## DATA ENTRIES:
■ ■ ■ ■ ■ ■ ■

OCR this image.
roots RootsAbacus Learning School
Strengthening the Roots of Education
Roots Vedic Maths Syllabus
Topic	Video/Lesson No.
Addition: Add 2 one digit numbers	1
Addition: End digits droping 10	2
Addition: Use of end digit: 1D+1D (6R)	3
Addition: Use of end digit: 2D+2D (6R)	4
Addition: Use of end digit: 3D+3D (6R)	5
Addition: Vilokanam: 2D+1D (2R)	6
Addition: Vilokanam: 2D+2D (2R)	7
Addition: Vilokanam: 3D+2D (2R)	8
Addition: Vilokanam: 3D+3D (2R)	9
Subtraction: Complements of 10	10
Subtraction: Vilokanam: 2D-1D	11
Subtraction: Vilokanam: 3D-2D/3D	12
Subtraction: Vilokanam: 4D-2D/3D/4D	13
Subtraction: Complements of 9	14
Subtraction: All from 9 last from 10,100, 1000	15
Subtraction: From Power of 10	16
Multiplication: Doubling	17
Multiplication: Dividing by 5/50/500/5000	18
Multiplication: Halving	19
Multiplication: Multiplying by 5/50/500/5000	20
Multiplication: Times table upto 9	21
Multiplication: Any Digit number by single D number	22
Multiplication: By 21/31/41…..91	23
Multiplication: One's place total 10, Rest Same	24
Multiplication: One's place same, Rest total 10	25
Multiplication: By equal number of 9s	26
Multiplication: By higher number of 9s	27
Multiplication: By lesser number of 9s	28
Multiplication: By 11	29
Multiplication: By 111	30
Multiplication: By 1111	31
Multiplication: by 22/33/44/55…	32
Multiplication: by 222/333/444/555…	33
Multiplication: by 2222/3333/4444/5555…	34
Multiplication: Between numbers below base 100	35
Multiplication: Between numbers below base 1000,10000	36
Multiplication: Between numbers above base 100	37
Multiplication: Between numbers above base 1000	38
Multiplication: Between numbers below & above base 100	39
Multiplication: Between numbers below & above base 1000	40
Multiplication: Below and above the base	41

■ ■ ■ ■ ■ ■ ■

Of the lines in the data, how many contain the word "above"? Provide the number and nothing further.

5